**Data lines**
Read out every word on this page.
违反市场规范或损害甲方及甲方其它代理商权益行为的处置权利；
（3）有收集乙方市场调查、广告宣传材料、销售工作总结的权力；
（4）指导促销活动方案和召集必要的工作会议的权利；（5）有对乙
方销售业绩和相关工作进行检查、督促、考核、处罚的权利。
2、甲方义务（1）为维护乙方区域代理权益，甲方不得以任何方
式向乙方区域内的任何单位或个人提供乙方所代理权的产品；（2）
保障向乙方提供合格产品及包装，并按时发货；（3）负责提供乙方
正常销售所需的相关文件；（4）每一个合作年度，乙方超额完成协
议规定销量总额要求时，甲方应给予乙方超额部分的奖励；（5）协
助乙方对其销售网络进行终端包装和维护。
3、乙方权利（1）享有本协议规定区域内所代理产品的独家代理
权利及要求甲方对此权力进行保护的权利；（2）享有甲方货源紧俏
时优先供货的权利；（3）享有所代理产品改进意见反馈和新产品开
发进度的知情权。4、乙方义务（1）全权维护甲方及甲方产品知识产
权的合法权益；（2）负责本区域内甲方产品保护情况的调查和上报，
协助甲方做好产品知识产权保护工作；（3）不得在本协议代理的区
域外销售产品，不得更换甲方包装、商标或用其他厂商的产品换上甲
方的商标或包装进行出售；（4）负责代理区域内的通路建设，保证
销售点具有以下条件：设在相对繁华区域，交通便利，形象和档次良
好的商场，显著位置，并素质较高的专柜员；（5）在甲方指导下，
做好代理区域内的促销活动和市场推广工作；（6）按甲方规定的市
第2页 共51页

---

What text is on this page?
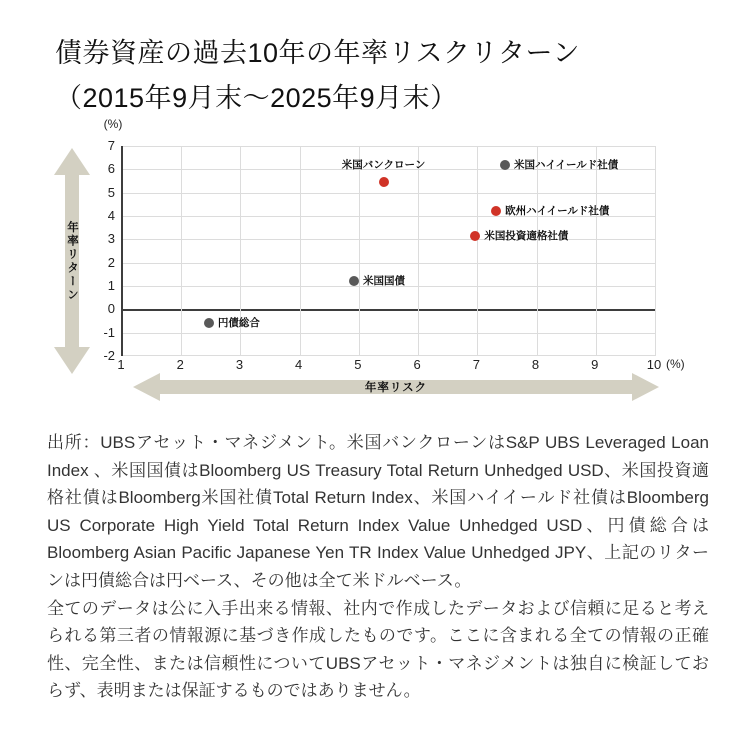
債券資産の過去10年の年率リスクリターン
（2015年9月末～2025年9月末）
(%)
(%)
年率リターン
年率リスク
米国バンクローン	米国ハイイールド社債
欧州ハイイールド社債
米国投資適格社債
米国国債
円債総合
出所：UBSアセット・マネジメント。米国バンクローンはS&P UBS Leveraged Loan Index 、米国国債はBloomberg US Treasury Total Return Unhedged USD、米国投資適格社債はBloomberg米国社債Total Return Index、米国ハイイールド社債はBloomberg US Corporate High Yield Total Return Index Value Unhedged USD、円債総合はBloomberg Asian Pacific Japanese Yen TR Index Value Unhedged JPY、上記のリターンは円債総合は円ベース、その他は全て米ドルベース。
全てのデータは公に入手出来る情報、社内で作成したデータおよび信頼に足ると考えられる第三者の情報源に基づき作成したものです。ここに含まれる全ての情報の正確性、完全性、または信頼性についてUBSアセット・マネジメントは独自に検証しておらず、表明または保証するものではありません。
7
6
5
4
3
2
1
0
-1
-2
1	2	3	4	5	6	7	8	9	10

---

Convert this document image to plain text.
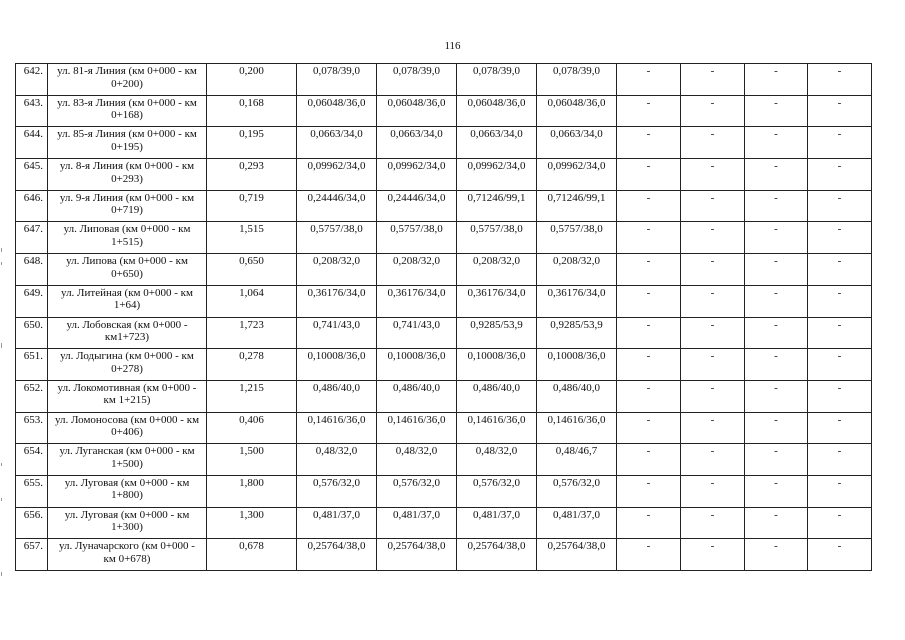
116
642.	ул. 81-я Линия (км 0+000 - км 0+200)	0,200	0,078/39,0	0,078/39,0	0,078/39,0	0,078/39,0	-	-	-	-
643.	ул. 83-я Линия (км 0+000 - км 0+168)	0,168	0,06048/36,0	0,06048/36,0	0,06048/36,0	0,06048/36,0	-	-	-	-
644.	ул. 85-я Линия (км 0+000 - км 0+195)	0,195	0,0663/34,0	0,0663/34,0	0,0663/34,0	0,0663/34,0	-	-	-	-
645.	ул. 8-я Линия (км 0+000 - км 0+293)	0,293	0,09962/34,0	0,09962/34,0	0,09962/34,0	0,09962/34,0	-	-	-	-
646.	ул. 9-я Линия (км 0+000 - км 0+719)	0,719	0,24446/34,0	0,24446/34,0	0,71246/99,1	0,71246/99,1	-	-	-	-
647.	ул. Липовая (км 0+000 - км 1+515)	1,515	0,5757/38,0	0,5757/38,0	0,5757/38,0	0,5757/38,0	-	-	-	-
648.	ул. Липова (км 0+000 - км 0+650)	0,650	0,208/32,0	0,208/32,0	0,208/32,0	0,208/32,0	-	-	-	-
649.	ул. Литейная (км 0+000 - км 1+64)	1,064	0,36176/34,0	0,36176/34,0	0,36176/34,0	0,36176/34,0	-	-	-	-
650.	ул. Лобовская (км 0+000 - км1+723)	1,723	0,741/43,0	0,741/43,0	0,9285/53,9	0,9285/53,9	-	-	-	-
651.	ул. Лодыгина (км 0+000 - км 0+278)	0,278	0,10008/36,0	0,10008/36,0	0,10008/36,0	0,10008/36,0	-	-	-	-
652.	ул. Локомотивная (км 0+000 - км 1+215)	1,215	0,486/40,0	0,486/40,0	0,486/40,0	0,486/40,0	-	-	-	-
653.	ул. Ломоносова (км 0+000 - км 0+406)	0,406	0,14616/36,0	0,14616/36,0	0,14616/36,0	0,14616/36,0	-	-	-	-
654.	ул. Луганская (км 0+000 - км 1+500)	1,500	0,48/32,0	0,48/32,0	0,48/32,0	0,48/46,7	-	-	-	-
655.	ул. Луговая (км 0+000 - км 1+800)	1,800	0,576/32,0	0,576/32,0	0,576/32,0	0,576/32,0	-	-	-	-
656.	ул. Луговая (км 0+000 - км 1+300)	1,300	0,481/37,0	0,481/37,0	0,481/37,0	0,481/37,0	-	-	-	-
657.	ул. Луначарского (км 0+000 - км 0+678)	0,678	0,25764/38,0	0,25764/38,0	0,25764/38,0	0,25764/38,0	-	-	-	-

**Goal**
Check the records above line by line and tally those holding the string "page". Answer with the number only.

**Final result**
2